**Description of the task**
Copy out every record below, word for word.

(A run of records)
================

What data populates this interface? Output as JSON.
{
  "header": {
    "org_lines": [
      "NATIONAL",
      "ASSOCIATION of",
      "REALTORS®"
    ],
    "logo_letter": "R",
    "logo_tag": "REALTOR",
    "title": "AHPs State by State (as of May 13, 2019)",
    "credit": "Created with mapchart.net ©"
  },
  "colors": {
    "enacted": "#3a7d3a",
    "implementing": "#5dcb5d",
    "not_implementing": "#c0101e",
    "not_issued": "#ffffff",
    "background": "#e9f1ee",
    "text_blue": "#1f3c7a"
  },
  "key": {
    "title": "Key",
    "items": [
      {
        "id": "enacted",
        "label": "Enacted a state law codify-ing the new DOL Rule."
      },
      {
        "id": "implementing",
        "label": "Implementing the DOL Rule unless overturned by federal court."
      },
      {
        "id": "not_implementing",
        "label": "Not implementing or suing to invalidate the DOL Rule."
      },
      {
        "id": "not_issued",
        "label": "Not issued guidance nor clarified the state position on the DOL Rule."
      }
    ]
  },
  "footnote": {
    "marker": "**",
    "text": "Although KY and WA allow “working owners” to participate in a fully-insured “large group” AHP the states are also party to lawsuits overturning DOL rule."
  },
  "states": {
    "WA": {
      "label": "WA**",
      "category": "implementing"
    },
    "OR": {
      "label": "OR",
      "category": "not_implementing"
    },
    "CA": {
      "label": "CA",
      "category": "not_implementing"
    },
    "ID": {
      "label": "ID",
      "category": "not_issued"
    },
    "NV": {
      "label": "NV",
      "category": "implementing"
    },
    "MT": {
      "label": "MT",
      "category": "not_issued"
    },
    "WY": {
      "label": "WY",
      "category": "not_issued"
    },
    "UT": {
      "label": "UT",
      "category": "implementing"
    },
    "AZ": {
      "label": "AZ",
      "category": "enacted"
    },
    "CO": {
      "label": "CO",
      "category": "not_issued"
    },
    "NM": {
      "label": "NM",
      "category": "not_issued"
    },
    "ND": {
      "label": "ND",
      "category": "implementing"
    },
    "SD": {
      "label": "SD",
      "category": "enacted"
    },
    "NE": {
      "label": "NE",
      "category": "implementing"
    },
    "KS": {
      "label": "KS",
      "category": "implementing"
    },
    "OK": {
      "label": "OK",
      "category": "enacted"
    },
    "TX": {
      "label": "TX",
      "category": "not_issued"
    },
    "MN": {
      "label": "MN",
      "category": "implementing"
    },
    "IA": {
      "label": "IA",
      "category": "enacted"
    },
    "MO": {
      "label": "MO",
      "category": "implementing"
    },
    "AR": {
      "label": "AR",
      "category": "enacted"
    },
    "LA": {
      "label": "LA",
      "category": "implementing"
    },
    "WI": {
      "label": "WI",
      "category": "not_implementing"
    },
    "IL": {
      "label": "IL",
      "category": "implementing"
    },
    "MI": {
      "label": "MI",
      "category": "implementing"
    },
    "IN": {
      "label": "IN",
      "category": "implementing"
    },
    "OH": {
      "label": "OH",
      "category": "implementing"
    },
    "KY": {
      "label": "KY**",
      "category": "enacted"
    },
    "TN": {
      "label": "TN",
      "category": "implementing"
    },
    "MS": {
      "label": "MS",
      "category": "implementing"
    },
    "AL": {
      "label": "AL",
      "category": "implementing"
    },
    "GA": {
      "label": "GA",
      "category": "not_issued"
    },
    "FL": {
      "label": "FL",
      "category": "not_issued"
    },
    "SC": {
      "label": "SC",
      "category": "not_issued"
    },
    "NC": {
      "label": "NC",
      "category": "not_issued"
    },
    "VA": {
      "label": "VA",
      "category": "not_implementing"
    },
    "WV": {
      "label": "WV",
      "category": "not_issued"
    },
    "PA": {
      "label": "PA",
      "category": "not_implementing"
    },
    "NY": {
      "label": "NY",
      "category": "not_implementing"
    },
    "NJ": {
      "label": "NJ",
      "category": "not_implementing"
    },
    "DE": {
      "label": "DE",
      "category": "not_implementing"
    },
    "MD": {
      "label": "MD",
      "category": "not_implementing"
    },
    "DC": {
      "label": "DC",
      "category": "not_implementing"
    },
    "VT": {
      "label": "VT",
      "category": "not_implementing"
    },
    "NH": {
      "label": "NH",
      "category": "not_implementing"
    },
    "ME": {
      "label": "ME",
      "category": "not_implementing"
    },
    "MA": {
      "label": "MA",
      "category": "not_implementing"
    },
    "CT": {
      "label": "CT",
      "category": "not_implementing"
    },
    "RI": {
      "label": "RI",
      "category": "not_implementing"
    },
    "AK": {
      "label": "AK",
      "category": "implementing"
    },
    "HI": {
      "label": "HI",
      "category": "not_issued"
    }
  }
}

================

**Response to the exercise**
What data populates this interface? Output as JSON.
{
  "header": {
    "org_lines": [
      "NATIONAL",
      "ASSOCIATION of",
      "REALTORS®"
    ],
    "logo_letter": "R",
    "logo_tag": "REALTOR",
    "title": "AHPs State by State (as of May 13, 2019)",
    "credit": "Created with mapchart.net ©"
  },
  "colors": {
    "enacted": "#3a7d3a",
    "implementing": "#5dcb5d",
    "not_implementing": "#c0101e",
    "not_issued": "#ffffff",
    "background": "#e9f1ee",
    "text_blue": "#1f3c7a"
  },
  "key": {
    "title": "Key",
    "items": [
      {
        "id": "enacted",
        "label": "Enacted a state law codify-ing the new DOL Rule."
      },
      {
        "id": "implementing",
        "label": "Implementing the DOL Rule unless overturned by federal court."
      },
      {
        "id": "not_implementing",
        "label": "Not implementing or suing to invalidate the DOL Rule."
      },
      {
        "id": "not_issued",
        "label": "Not issued guidance nor clarified the state position on the DOL Rule."
      }
    ]
  },
  "footnote": {
    "marker": "**",
    "text": "Although KY and WA allow “working owners” to participate in a fully-insured “large group” AHP the states are also party to lawsuits overturning DOL rule."
  },
  "states": {
    "WA": {
      "label": "WA**",
      "category": "implementing"
    },
    "OR": {
      "label": "OR",
      "category": "not_implementing"
    },
    "CA": {
      "label": "CA",
      "category": "not_implementing"
    },
    "ID": {
      "label": "ID",
      "category": "not_issued"
    },
    "NV": {
      "label": "NV",
      "category": "implementing"
    },
    "MT": {
      "label": "MT",
      "category": "not_issued"
    },
    "WY": {
      "label": "WY",
      "category": "not_issued"
    },
    "UT": {
      "label": "UT",
      "category": "implementing"
    },
    "AZ": {
      "label": "AZ",
      "category": "enacted"
    },
    "CO": {
      "label": "CO",
      "category": "not_issued"
    },
    "NM": {
      "label": "NM",
      "category": "not_issued"
    },
    "ND": {
      "label": "ND",
      "category": "implementing"
    },
    "SD": {
      "label": "SD",
      "category": "enacted"
    },
    "NE": {
      "label": "NE",
      "category": "implementing"
    },
    "KS": {
      "label": "KS",
      "category": "implementing"
    },
    "OK": {
      "label": "OK",
      "category": "enacted"
    },
    "TX": {
      "label": "TX",
      "category": "not_issued"
    },
    "MN": {
      "label": "MN",
      "category": "implementing"
    },
    "IA": {
      "label": "IA",
      "category": "enacted"
    },
    "MO": {
      "label": "MO",
      "category": "implementing"
    },
    "AR": {
      "label": "AR",
      "category": "enacted"
    },
    "LA": {
      "label": "LA",
      "category": "implementing"
    },
    "WI": {
      "label": "WI",
      "category": "not_implementing"
    },
    "IL": {
      "label": "IL",
      "category": "implementing"
    },
    "MI": {
      "label": "MI",
      "category": "implementing"
    },
    "IN": {
      "label": "IN",
      "category": "implementing"
    },
    "OH": {
      "label": "OH",
      "category": "implementing"
    },
    "KY": {
      "label": "KY**",
      "category": "enacted"
    },
    "TN": {
      "label": "TN",
      "category": "implementing"
    },
    "MS": {
      "label": "MS",
      "category": "implementing"
    },
    "AL": {
      "label": "AL",
      "category": "implementing"
    },
    "GA": {
      "label": "GA",
      "category": "not_issued"
    },
    "FL": {
      "label": "FL",
      "category": "not_issued"
    },
    "SC": {
      "label": "SC",
      "category": "not_issued"
    },
    "NC": {
      "label": "NC",
      "category": "not_issued"
    },
    "VA": {
      "label": "VA",
      "category": "not_implementing"
    },
    "WV": {
      "label": "WV",
      "category": "not_issued"
    },
    "PA": {
      "label": "PA",
      "category": "not_implementing"
    },
    "NY": {
      "label": "NY",
      "category": "not_implementing"
    },
    "NJ": {
      "label": "NJ",
      "category": "not_implementing"
    },
    "DE": {
      "label": "DE",
      "category": "not_implementing"
    },
    "MD": {
      "label": "MD",
      "category": "not_implementing"
    },
    "DC": {
      "label": "DC",
      "category": "not_implementing"
    },
    "VT": {
      "label": "VT",
      "category": "not_implementing"
    },
    "NH": {
      "label": "NH",
      "category": "not_implementing"
    },
    "ME": {
      "label": "ME",
      "category": "not_implementing"
    },
    "MA": {
      "label": "MA",
      "category": "not_implementing"
    },
    "CT": {
      "label": "CT",
      "category": "not_implementing"
    },
    "RI": {
      "label": "RI",
      "category": "not_implementing"
    },
    "AK": {
      "label": "AK",
      "category": "implementing"
    },
    "HI": {
      "label": "HI",
      "category": "not_issued"
    }
  }
}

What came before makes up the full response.